→ **Directions for this task**:
Find the string "values" in the listing and report every line that has it.
[Material start]
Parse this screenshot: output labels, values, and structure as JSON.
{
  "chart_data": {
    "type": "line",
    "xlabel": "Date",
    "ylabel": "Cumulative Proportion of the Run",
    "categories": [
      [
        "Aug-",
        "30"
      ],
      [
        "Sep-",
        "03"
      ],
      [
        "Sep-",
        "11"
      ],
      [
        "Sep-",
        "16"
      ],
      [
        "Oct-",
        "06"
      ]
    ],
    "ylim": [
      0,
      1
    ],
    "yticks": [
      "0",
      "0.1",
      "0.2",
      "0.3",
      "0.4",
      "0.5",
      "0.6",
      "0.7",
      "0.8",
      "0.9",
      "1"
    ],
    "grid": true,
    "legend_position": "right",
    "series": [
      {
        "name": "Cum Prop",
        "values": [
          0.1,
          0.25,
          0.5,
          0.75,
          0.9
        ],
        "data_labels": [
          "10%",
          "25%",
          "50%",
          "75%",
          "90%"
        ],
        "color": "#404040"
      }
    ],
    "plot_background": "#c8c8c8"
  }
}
[Material end]
→ **Expected output**:
Parse this screenshot: output labels, values, and structure as JSON.
        "values": [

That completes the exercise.